• _PROBLEM REQUIREMENTS_
Your task is to print all of the data word for word.
## start AVAILABLE RECORDS
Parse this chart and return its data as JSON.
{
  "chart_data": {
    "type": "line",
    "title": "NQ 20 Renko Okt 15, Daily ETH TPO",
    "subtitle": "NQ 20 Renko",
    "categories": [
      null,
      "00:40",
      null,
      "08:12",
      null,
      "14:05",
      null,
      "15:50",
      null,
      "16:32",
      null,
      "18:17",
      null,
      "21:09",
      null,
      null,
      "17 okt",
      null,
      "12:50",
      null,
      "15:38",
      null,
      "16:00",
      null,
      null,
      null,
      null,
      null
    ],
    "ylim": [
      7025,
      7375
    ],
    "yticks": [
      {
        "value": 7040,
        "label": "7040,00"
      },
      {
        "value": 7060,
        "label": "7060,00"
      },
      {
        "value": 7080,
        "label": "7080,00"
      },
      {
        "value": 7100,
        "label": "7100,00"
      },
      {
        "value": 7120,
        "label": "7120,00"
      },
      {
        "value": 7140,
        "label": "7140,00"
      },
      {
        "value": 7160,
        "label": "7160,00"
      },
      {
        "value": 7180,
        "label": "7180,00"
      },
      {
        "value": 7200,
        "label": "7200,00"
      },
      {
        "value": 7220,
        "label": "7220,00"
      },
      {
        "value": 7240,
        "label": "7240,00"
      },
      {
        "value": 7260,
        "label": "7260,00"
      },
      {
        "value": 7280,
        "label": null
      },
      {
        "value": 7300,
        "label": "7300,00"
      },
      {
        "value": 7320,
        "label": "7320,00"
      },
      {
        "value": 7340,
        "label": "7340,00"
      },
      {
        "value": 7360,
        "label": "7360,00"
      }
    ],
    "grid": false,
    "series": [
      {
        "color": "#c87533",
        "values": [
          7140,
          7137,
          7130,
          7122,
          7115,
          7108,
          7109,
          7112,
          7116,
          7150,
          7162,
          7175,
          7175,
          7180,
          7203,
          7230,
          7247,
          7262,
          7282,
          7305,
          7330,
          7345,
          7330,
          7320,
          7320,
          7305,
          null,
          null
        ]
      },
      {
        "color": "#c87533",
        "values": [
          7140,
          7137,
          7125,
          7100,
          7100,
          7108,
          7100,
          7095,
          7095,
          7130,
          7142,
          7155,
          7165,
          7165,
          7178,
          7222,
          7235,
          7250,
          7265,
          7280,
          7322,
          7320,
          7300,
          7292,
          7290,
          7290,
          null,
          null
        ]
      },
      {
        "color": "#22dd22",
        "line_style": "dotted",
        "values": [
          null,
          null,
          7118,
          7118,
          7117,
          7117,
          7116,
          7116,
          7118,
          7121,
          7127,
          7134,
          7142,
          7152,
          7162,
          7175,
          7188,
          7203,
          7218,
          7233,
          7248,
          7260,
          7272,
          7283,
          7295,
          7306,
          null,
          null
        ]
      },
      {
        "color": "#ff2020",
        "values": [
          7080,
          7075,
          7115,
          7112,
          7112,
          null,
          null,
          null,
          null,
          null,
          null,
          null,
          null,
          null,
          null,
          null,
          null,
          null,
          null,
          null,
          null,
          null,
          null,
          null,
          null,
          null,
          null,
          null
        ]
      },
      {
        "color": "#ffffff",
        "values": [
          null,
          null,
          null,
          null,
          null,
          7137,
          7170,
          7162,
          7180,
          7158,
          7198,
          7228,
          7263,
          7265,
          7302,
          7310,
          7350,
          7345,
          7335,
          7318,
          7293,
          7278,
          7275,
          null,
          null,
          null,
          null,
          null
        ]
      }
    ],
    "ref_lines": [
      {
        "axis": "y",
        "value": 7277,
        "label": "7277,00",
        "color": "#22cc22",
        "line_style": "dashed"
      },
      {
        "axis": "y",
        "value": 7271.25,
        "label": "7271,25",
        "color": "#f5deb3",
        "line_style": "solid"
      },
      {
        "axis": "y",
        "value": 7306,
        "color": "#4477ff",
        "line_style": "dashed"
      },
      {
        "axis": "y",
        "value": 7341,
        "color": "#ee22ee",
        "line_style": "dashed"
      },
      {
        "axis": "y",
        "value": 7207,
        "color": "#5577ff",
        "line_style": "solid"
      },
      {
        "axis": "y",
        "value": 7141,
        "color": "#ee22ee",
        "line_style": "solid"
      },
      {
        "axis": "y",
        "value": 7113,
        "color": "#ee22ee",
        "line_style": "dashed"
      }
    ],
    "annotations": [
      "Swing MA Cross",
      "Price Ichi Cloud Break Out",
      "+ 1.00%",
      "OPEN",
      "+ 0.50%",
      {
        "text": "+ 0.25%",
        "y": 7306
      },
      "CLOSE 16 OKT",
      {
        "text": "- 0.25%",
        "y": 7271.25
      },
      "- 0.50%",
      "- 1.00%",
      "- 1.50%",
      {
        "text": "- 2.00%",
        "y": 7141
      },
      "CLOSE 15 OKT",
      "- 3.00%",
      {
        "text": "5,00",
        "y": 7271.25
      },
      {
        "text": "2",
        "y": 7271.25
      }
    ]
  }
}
## end AVAILABLE RECORDS
• _EXERCISE ANSWER_
Parse this chart and return its data as JSON.
{
  "chart_data": {
    "type": "line",
    "title": "NQ 20 Renko Okt 15, Daily ETH TPO",
    "subtitle": "NQ 20 Renko",
    "categories": [
      null,
      "00:40",
      null,
      "08:12",
      null,
      "14:05",
      null,
      "15:50",
      null,
      "16:32",
      null,
      "18:17",
      null,
      "21:09",
      null,
      null,
      "17 okt",
      null,
      "12:50",
      null,
      "15:38",
      null,
      "16:00",
      null,
      null,
      null,
      null,
      null
    ],
    "ylim": [
      7025,
      7375
    ],
    "yticks": [
      {
        "value": 7040,
        "label": "7040,00"
      },
      {
        "value": 7060,
        "label": "7060,00"
      },
      {
        "value": 7080,
        "label": "7080,00"
      },
      {
        "value": 7100,
        "label": "7100,00"
      },
      {
        "value": 7120,
        "label": "7120,00"
      },
      {
        "value": 7140,
        "label": "7140,00"
      },
      {
        "value": 7160,
        "label": "7160,00"
      },
      {
        "value": 7180,
        "label": "7180,00"
      },
      {
        "value": 7200,
        "label": "7200,00"
      },
      {
        "value": 7220,
        "label": "7220,00"
      },
      {
        "value": 7240,
        "label": "7240,00"
      },
      {
        "value": 7260,
        "label": "7260,00"
      },
      {
        "value": 7280,
        "label": null
      },
      {
        "value": 7300,
        "label": "7300,00"
      },
      {
        "value": 7320,
        "label": "7320,00"
      },
      {
        "value": 7340,
        "label": "7340,00"
      },
      {
        "value": 7360,
        "label": "7360,00"
      }
    ],
    "grid": false,
    "series": [
      {
        "color": "#c87533",
        "values": [
          7140,
          7137,
          7130,
          7122,
          7115,
          7108,
          7109,
          7112,
          7116,
          7150,
          7162,
          7175,
          7175,
          7180,
          7203,
          7230,
          7247,
          7262,
          7282,
          7305,
          7330,
          7345,
          7330,
          7320,
          7320,
          7305,
          null,
          null
        ]
      },
      {
        "color": "#c87533",
        "values": [
          7140,
          7137,
          7125,
          7100,
          7100,
          7108,
          7100,
          7095,
          7095,
          7130,
          7142,
          7155,
          7165,
          7165,
          7178,
          7222,
          7235,
          7250,
          7265,
          7280,
          7322,
          7320,
          7300,
          7292,
          7290,
          7290,
          null,
          null
        ]
      },
      {
        "color": "#22dd22",
        "line_style": "dotted",
        "values": [
          null,
          null,
          7118,
          7118,
          7117,
          7117,
          7116,
          7116,
          7118,
          7121,
          7127,
          7134,
          7142,
          7152,
          7162,
          7175,
          7188,
          7203,
          7218,
          7233,
          7248,
          7260,
          7272,
          7283,
          7295,
          7306,
          null,
          null
        ]
      },
      {
        "color": "#ff2020",
        "values": [
          7080,
          7075,
          7115,
          7112,
          7112,
          null,
          null,
          null,
          null,
          null,
          null,
          null,
          null,
          null,
          null,
          null,
          null,
          null,
          null,
          null,
          null,
          null,
          null,
          null,
          null,
          null,
          null,
          null
        ]
      },
      {
        "color": "#ffffff",
        "values": [
          null,
          null,
          null,
          null,
          null,
          7137,
          7170,
          7162,
          7180,
          7158,
          7198,
          7228,
          7263,
          7265,
          7302,
          7310,
          7350,
          7345,
          7335,
          7318,
          7293,
          7278,
          7275,
          null,
          null,
          null,
          null,
          null
        ]
      }
    ],
    "ref_lines": [
      {
        "axis": "y",
        "value": 7277,
        "label": "7277,00",
        "color": "#22cc22",
        "line_style": "dashed"
      },
      {
        "axis": "y",
        "value": 7271.25,
        "label": "7271,25",
        "color": "#f5deb3",
        "line_style": "solid"
      },
      {
        "axis": "y",
        "value": 7306,
        "color": "#4477ff",
        "line_style": "dashed"
      },
      {
        "axis": "y",
        "value": 7341,
        "color": "#ee22ee",
        "line_style": "dashed"
      },
      {
        "axis": "y",
        "value": 7207,
        "color": "#5577ff",
        "line_style": "solid"
      },
      {
        "axis": "y",
        "value": 7141,
        "color": "#ee22ee",
        "line_style": "solid"
      },
      {
        "axis": "y",
        "value": 7113,
        "color": "#ee22ee",
        "line_style": "dashed"
      }
    ],
    "annotations": [
      "Swing MA Cross",
      "Price Ichi Cloud Break Out",
      "+ 1.00%",
      "OPEN",
      "+ 0.50%",
      {
        "text": "+ 0.25%",
        "y": 7306
      },
      "CLOSE 16 OKT",
      {
        "text": "- 0.25%",
        "y": 7271.25
      },
      "- 0.50%",
      "- 1.00%",
      "- 1.50%",
      {
        "text": "- 2.00%",
        "y": 7141
      },
      "CLOSE 15 OKT",
      "- 3.00%",
      {
        "text": "5,00",
        "y": 7271.25
      },
      {
        "text": "2",
        "y": 7271.25
      }
    ]
  }
}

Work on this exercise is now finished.